Stated goal >> Word for word, restate every line of the material.

Supplied records >>
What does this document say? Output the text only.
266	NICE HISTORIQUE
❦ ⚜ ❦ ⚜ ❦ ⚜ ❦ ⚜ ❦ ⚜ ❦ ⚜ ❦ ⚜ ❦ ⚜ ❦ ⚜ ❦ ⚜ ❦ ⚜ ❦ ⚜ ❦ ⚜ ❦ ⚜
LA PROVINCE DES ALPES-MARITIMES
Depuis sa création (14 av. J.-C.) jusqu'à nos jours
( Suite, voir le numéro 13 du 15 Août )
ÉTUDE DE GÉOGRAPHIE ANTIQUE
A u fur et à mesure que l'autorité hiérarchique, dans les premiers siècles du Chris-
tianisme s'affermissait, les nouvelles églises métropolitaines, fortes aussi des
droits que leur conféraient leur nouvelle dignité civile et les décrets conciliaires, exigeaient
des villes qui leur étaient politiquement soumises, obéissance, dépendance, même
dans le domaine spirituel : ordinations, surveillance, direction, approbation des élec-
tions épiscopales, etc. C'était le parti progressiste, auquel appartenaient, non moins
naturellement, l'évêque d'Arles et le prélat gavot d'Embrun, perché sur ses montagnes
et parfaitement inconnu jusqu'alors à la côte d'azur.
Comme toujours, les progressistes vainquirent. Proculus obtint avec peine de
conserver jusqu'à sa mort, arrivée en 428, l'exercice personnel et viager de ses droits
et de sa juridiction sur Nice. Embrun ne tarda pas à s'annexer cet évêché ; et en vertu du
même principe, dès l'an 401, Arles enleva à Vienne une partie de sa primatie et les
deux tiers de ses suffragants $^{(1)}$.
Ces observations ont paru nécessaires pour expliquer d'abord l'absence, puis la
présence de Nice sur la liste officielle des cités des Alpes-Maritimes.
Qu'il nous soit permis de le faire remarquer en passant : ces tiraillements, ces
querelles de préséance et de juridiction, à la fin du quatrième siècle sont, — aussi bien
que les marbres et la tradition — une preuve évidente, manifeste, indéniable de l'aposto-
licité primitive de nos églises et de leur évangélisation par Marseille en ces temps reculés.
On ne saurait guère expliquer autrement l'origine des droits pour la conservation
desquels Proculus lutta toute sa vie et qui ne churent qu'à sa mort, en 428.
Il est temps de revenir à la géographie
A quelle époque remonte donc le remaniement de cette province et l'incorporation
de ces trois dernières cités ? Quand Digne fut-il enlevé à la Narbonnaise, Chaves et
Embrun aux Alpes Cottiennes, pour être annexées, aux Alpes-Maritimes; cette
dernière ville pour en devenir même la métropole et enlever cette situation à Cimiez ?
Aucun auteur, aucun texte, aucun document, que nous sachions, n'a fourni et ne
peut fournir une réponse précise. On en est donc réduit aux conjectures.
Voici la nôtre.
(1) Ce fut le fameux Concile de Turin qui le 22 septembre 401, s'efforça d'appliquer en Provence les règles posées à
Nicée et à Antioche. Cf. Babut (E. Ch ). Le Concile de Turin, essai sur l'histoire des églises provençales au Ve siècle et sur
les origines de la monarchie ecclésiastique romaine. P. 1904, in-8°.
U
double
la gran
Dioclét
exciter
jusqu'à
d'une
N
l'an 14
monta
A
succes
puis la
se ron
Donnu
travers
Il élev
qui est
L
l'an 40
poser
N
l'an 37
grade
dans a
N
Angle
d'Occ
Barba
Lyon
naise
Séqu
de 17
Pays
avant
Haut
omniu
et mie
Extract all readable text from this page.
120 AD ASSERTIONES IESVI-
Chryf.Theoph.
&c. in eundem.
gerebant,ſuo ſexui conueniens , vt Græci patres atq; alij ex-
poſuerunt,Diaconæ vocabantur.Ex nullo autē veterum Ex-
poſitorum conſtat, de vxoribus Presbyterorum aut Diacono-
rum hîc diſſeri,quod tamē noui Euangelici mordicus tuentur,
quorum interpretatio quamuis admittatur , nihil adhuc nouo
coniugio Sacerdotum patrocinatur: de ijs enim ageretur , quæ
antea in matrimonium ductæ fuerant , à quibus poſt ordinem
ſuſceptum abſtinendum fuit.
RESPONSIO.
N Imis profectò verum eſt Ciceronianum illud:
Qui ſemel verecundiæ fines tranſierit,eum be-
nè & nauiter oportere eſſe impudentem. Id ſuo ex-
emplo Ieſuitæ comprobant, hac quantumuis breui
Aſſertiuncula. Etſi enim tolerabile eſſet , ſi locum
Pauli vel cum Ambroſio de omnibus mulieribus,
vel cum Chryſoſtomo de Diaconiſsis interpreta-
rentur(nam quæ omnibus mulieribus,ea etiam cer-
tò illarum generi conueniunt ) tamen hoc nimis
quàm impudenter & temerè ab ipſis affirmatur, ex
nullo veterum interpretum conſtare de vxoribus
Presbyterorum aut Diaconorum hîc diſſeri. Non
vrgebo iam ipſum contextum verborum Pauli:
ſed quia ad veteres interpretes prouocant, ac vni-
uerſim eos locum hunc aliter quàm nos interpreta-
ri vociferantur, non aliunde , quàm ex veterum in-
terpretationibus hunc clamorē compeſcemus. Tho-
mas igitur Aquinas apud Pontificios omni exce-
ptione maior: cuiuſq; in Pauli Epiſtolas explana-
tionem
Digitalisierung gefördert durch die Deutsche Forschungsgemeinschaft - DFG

Answer for the task >>
What does this document say? Output the text only.
266	NICE HISTORIQUE
❦ ⚜ ❦ ⚜ ❦ ⚜ ❦ ⚜ ❦ ⚜ ❦ ⚜ ❦ ⚜ ❦ ⚜ ❦ ⚜ ❦ ⚜ ❦ ⚜ ❦ ⚜ ❦ ⚜ ❦ ⚜
LA PROVINCE DES ALPES-MARITIMES
Depuis sa création (14 av. J.-C.) jusqu'à nos jours
( Suite, voir le numéro 13 du 15 Août )
ÉTUDE DE GÉOGRAPHIE ANTIQUE
A u fur et à mesure que l'autorité hiérarchique, dans les premiers siècles du Chris-
tianisme s'affermissait, les nouvelles églises métropolitaines, fortes aussi des
droits que leur conféraient leur nouvelle dignité civile et les décrets conciliaires, exigeaient
des villes qui leur étaient politiquement soumises, obéissance, dépendance, même
dans le domaine spirituel : ordinations, surveillance, direction, approbation des élec-
tions épiscopales, etc. C'était le parti progressiste, auquel appartenaient, non moins
naturellement, l'évêque d'Arles et le prélat gavot d'Embrun, perché sur ses montagnes
et parfaitement inconnu jusqu'alors à la côte d'azur.
Comme toujours, les progressistes vainquirent. Proculus obtint avec peine de
conserver jusqu'à sa mort, arrivée en 428, l'exercice personnel et viager de ses droits
et de sa juridiction sur Nice. Embrun ne tarda pas à s'annexer cet évêché ; et en vertu du
même principe, dès l'an 401, Arles enleva à Vienne une partie de sa primatie et les
deux tiers de ses suffragants $^{(1)}$.
Ces observations ont paru nécessaires pour expliquer d'abord l'absence, puis la
présence de Nice sur la liste officielle des cités des Alpes-Maritimes.
Qu'il nous soit permis de le faire remarquer en passant : ces tiraillements, ces
querelles de préséance et de juridiction, à la fin du quatrième siècle sont, — aussi bien
que les marbres et la tradition — une preuve évidente, manifeste, indéniable de l'aposto-
licité primitive de nos églises et de leur évangélisation par Marseille en ces temps reculés.
On ne saurait guère expliquer autrement l'origine des droits pour la conservation
desquels Proculus lutta toute sa vie et qui ne churent qu'à sa mort, en 428.
Il est temps de revenir à la géographie
A quelle époque remonte donc le remaniement de cette province et l'incorporation
de ces trois dernières cités ? Quand Digne fut-il enlevé à la Narbonnaise, Chaves et
Embrun aux Alpes Cottiennes, pour être annexées, aux Alpes-Maritimes; cette
dernière ville pour en devenir même la métropole et enlever cette situation à Cimiez ?
Aucun auteur, aucun texte, aucun document, que nous sachions, n'a fourni et ne
peut fournir une réponse précise. On en est donc réduit aux conjectures.
Voici la nôtre.
(1) Ce fut le fameux Concile de Turin qui le 22 septembre 401, s'efforça d'appliquer en Provence les règles posées à
Nicée et à Antioche. Cf. Babut (E. Ch ). Le Concile de Turin, essai sur l'histoire des églises provençales au Ve siècle et sur
les origines de la monarchie ecclésiastique romaine. P. 1904, in-8°.
U
double
la gran
Dioclét
exciter
jusqu'à
d'une
N
l'an 14
monta
A
succes
puis la
se ron
Donnu
travers
Il élev
qui est
L
l'an 40
poser
N
l'an 37
grade
dans a
N
Angle
d'Occ
Barba
Lyon
naise
Séqu
de 17
Pays
avant
Haut
omniu
et mie
Extract all readable text from this page.
120 AD ASSERTIONES IESVI-
Chryf.Theoph.
&c. in eundem.
gerebant,ſuo ſexui conueniens , vt Græci patres atq; alij ex-
poſuerunt,Diaconæ vocabantur.Ex nullo autē veterum Ex-
poſitorum conſtat, de vxoribus Presbyterorum aut Diacono-
rum hîc diſſeri,quod tamē noui Euangelici mordicus tuentur,
quorum interpretatio quamuis admittatur , nihil adhuc nouo
coniugio Sacerdotum patrocinatur: de ijs enim ageretur , quæ
antea in matrimonium ductæ fuerant , à quibus poſt ordinem
ſuſceptum abſtinendum fuit.
RESPONSIO.
N Imis profectò verum eſt Ciceronianum illud:
Qui ſemel verecundiæ fines tranſierit,eum be-
nè & nauiter oportere eſſe impudentem. Id ſuo ex-
emplo Ieſuitæ comprobant, hac quantumuis breui
Aſſertiuncula. Etſi enim tolerabile eſſet , ſi locum
Pauli vel cum Ambroſio de omnibus mulieribus,
vel cum Chryſoſtomo de Diaconiſsis interpreta-
rentur(nam quæ omnibus mulieribus,ea etiam cer-
tò illarum generi conueniunt ) tamen hoc nimis
quàm impudenter & temerè ab ipſis affirmatur, ex
nullo veterum interpretum conſtare de vxoribus
Presbyterorum aut Diaconorum hîc diſſeri. Non
vrgebo iam ipſum contextum verborum Pauli:
ſed quia ad veteres interpretes prouocant, ac vni-
uerſim eos locum hunc aliter quàm nos interpreta-
ri vociferantur, non aliunde , quàm ex veterum in-
terpretationibus hunc clamorē compeſcemus. Tho-
mas igitur Aquinas apud Pontificios omni exce-
ptione maior: cuiuſq; in Pauli Epiſtolas explana-
tionem
Digitalisierung gefördert durch die Deutsche Forschungsgemeinschaft - DFG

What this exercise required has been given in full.